[Source records]

[start]

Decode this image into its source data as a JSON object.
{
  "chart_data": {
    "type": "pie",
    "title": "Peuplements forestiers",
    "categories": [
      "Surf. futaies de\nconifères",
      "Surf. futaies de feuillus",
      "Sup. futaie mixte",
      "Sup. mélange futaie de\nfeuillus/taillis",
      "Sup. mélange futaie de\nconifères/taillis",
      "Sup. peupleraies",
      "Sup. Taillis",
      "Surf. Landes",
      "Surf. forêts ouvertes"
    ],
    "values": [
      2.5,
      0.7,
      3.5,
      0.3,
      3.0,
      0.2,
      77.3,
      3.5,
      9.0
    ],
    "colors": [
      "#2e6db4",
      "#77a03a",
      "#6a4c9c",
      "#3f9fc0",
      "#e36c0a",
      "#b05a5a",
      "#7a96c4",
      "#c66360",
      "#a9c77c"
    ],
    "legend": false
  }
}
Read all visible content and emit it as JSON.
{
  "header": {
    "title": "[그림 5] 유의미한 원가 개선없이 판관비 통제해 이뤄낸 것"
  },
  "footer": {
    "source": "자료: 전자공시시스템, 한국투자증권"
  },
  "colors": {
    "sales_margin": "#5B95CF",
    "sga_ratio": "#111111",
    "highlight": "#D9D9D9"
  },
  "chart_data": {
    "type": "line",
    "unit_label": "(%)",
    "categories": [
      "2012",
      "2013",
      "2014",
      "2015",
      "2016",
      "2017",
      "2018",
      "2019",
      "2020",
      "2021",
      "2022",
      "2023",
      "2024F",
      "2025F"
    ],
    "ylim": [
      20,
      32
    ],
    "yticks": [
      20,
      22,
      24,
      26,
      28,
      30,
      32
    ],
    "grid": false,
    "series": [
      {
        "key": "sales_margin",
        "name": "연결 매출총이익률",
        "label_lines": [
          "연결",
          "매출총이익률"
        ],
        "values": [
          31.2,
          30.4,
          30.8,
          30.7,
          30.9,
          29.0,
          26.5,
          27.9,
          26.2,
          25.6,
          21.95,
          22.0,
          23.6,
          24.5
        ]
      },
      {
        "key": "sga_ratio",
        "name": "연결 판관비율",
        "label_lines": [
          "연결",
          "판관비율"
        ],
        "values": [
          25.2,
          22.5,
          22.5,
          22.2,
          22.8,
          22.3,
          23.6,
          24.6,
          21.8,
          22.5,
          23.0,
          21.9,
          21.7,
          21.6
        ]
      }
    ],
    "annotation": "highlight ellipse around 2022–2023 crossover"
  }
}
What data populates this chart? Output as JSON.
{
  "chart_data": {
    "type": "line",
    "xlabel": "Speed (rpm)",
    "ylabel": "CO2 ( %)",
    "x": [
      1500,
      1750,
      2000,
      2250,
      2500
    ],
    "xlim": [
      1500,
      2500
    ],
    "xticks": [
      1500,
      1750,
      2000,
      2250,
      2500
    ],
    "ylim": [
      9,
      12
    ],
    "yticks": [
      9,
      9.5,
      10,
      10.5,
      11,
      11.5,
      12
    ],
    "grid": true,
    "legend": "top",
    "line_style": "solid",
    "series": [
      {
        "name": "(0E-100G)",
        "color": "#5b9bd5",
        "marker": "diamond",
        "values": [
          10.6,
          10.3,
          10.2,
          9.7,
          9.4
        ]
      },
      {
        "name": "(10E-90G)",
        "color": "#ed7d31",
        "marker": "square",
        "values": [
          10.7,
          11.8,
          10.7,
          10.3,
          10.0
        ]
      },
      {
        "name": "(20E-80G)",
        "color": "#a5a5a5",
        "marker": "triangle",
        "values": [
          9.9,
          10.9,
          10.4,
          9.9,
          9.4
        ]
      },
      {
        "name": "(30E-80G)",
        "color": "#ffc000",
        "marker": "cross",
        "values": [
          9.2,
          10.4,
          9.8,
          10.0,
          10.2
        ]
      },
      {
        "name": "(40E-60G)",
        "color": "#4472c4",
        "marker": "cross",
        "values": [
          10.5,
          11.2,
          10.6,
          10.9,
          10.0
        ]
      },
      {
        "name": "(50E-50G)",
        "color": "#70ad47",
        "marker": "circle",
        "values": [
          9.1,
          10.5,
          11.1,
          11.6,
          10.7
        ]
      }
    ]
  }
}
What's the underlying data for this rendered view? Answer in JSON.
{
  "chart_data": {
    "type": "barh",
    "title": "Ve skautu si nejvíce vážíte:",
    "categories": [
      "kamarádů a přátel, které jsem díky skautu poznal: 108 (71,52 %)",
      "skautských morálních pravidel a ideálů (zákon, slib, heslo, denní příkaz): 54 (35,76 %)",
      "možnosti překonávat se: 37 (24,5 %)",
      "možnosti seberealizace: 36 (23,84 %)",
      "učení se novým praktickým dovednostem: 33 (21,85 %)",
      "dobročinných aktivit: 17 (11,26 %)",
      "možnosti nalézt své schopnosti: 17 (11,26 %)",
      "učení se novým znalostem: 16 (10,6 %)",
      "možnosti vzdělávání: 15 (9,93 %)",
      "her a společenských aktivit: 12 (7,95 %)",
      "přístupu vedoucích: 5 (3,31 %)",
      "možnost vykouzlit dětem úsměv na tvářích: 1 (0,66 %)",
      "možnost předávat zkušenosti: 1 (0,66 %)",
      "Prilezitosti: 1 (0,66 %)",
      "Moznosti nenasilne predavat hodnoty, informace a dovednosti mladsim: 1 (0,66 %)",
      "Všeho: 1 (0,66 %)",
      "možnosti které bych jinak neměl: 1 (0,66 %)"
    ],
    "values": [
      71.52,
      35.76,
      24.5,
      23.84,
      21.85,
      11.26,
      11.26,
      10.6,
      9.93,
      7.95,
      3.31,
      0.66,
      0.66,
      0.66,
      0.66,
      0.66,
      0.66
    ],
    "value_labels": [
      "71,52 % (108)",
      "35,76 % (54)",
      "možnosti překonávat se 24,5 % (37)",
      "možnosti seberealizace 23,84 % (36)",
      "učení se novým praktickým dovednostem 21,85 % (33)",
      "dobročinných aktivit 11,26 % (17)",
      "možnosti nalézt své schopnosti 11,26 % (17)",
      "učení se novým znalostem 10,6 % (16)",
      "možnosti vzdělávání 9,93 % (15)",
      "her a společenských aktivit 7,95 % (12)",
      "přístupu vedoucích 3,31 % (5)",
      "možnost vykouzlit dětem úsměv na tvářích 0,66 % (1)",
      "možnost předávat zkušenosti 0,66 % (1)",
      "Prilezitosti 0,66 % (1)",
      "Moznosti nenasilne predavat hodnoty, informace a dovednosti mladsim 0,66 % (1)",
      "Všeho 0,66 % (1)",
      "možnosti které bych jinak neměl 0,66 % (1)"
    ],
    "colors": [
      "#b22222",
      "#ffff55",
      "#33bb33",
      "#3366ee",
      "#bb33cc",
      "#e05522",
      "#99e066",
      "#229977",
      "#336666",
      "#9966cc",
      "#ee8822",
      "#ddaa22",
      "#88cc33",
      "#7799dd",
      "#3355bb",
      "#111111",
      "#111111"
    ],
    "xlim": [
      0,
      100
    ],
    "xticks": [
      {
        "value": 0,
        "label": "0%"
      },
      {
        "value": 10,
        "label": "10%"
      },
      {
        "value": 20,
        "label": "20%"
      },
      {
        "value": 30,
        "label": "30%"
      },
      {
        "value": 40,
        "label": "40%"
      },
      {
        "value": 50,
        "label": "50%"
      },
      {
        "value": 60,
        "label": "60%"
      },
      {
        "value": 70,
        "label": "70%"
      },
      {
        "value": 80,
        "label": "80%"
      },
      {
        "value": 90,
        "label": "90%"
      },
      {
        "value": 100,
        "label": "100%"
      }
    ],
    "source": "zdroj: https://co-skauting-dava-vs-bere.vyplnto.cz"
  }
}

[end]

◆ **EXERCISE PROMPT**
Write all of the records out again exactly.

◆ **RESPONSE BELOW**
Decode this image into its source data as a JSON object.
{
  "chart_data": {
    "type": "pie",
    "title": "Peuplements forestiers",
    "categories": [
      "Surf. futaies de\nconifères",
      "Surf. futaies de feuillus",
      "Sup. futaie mixte",
      "Sup. mélange futaie de\nfeuillus/taillis",
      "Sup. mélange futaie de\nconifères/taillis",
      "Sup. peupleraies",
      "Sup. Taillis",
      "Surf. Landes",
      "Surf. forêts ouvertes"
    ],
    "values": [
      2.5,
      0.7,
      3.5,
      0.3,
      3.0,
      0.2,
      77.3,
      3.5,
      9.0
    ],
    "colors": [
      "#2e6db4",
      "#77a03a",
      "#6a4c9c",
      "#3f9fc0",
      "#e36c0a",
      "#b05a5a",
      "#7a96c4",
      "#c66360",
      "#a9c77c"
    ],
    "legend": false
  }
}
Read all visible content and emit it as JSON.
{
  "header": {
    "title": "[그림 5] 유의미한 원가 개선없이 판관비 통제해 이뤄낸 것"
  },
  "footer": {
    "source": "자료: 전자공시시스템, 한국투자증권"
  },
  "colors": {
    "sales_margin": "#5B95CF",
    "sga_ratio": "#111111",
    "highlight": "#D9D9D9"
  },
  "chart_data": {
    "type": "line",
    "unit_label": "(%)",
    "categories": [
      "2012",
      "2013",
      "2014",
      "2015",
      "2016",
      "2017",
      "2018",
      "2019",
      "2020",
      "2021",
      "2022",
      "2023",
      "2024F",
      "2025F"
    ],
    "ylim": [
      20,
      32
    ],
    "yticks": [
      20,
      22,
      24,
      26,
      28,
      30,
      32
    ],
    "grid": false,
    "series": [
      {
        "key": "sales_margin",
        "name": "연결 매출총이익률",
        "label_lines": [
          "연결",
          "매출총이익률"
        ],
        "values": [
          31.2,
          30.4,
          30.8,
          30.7,
          30.9,
          29.0,
          26.5,
          27.9,
          26.2,
          25.6,
          21.95,
          22.0,
          23.6,
          24.5
        ]
      },
      {
        "key": "sga_ratio",
        "name": "연결 판관비율",
        "label_lines": [
          "연결",
          "판관비율"
        ],
        "values": [
          25.2,
          22.5,
          22.5,
          22.2,
          22.8,
          22.3,
          23.6,
          24.6,
          21.8,
          22.5,
          23.0,
          21.9,
          21.7,
          21.6
        ]
      }
    ],
    "annotation": "highlight ellipse around 2022–2023 crossover"
  }
}
What data populates this chart? Output as JSON.
{
  "chart_data": {
    "type": "line",
    "xlabel": "Speed (rpm)",
    "ylabel": "CO2 ( %)",
    "x": [
      1500,
      1750,
      2000,
      2250,
      2500
    ],
    "xlim": [
      1500,
      2500
    ],
    "xticks": [
      1500,
      1750,
      2000,
      2250,
      2500
    ],
    "ylim": [
      9,
      12
    ],
    "yticks": [
      9,
      9.5,
      10,
      10.5,
      11,
      11.5,
      12
    ],
    "grid": true,
    "legend": "top",
    "line_style": "solid",
    "series": [
      {
        "name": "(0E-100G)",
        "color": "#5b9bd5",
        "marker": "diamond",
        "values": [
          10.6,
          10.3,
          10.2,
          9.7,
          9.4
        ]
      },
      {
        "name": "(10E-90G)",
        "color": "#ed7d31",
        "marker": "square",
        "values": [
          10.7,
          11.8,
          10.7,
          10.3,
          10.0
        ]
      },
      {
        "name": "(20E-80G)",
        "color": "#a5a5a5",
        "marker": "triangle",
        "values": [
          9.9,
          10.9,
          10.4,
          9.9,
          9.4
        ]
      },
      {
        "name": "(30E-80G)",
        "color": "#ffc000",
        "marker": "cross",
        "values": [
          9.2,
          10.4,
          9.8,
          10.0,
          10.2
        ]
      },
      {
        "name": "(40E-60G)",
        "color": "#4472c4",
        "marker": "cross",
        "values": [
          10.5,
          11.2,
          10.6,
          10.9,
          10.0
        ]
      },
      {
        "name": "(50E-50G)",
        "color": "#70ad47",
        "marker": "circle",
        "values": [
          9.1,
          10.5,
          11.1,
          11.6,
          10.7
        ]
      }
    ]
  }
}
What's the underlying data for this rendered view? Answer in JSON.
{
  "chart_data": {
    "type": "barh",
    "title": "Ve skautu si nejvíce vážíte:",
    "categories": [
      "kamarádů a přátel, které jsem díky skautu poznal: 108 (71,52 %)",
      "skautských morálních pravidel a ideálů (zákon, slib, heslo, denní příkaz): 54 (35,76 %)",
      "možnosti překonávat se: 37 (24,5 %)",
      "možnosti seberealizace: 36 (23,84 %)",
      "učení se novým praktickým dovednostem: 33 (21,85 %)",
      "dobročinných aktivit: 17 (11,26 %)",
      "možnosti nalézt své schopnosti: 17 (11,26 %)",
      "učení se novým znalostem: 16 (10,6 %)",
      "možnosti vzdělávání: 15 (9,93 %)",
      "her a společenských aktivit: 12 (7,95 %)",
      "přístupu vedoucích: 5 (3,31 %)",
      "možnost vykouzlit dětem úsměv na tvářích: 1 (0,66 %)",
      "možnost předávat zkušenosti: 1 (0,66 %)",
      "Prilezitosti: 1 (0,66 %)",
      "Moznosti nenasilne predavat hodnoty, informace a dovednosti mladsim: 1 (0,66 %)",
      "Všeho: 1 (0,66 %)",
      "možnosti které bych jinak neměl: 1 (0,66 %)"
    ],
    "values": [
      71.52,
      35.76,
      24.5,
      23.84,
      21.85,
      11.26,
      11.26,
      10.6,
      9.93,
      7.95,
      3.31,
      0.66,
      0.66,
      0.66,
      0.66,
      0.66,
      0.66
    ],
    "value_labels": [
      "71,52 % (108)",
      "35,76 % (54)",
      "možnosti překonávat se 24,5 % (37)",
      "možnosti seberealizace 23,84 % (36)",
      "učení se novým praktickým dovednostem 21,85 % (33)",
      "dobročinných aktivit 11,26 % (17)",
      "možnosti nalézt své schopnosti 11,26 % (17)",
      "učení se novým znalostem 10,6 % (16)",
      "možnosti vzdělávání 9,93 % (15)",
      "her a společenských aktivit 7,95 % (12)",
      "přístupu vedoucích 3,31 % (5)",
      "možnost vykouzlit dětem úsměv na tvářích 0,66 % (1)",
      "možnost předávat zkušenosti 0,66 % (1)",
      "Prilezitosti 0,66 % (1)",
      "Moznosti nenasilne predavat hodnoty, informace a dovednosti mladsim 0,66 % (1)",
      "Všeho 0,66 % (1)",
      "možnosti které bych jinak neměl 0,66 % (1)"
    ],
    "colors": [
      "#b22222",
      "#ffff55",
      "#33bb33",
      "#3366ee",
      "#bb33cc",
      "#e05522",
      "#99e066",
      "#229977",
      "#336666",
      "#9966cc",
      "#ee8822",
      "#ddaa22",
      "#88cc33",
      "#7799dd",
      "#3355bb",
      "#111111",
      "#111111"
    ],
    "xlim": [
      0,
      100
    ],
    "xticks": [
      {
        "value": 0,
        "label": "0%"
      },
      {
        "value": 10,
        "label": "10%"
      },
      {
        "value": 20,
        "label": "20%"
      },
      {
        "value": 30,
        "label": "30%"
      },
      {
        "value": 40,
        "label": "40%"
      },
      {
        "value": 50,
        "label": "50%"
      },
      {
        "value": 60,
        "label": "60%"
      },
      {
        "value": 70,
        "label": "70%"
      },
      {
        "value": 80,
        "label": "80%"
      },
      {
        "value": 90,
        "label": "90%"
      },
      {
        "value": 100,
        "label": "100%"
      }
    ],
    "source": "zdroj: https://co-skauting-dava-vs-bere.vyplnto.cz"
  }
}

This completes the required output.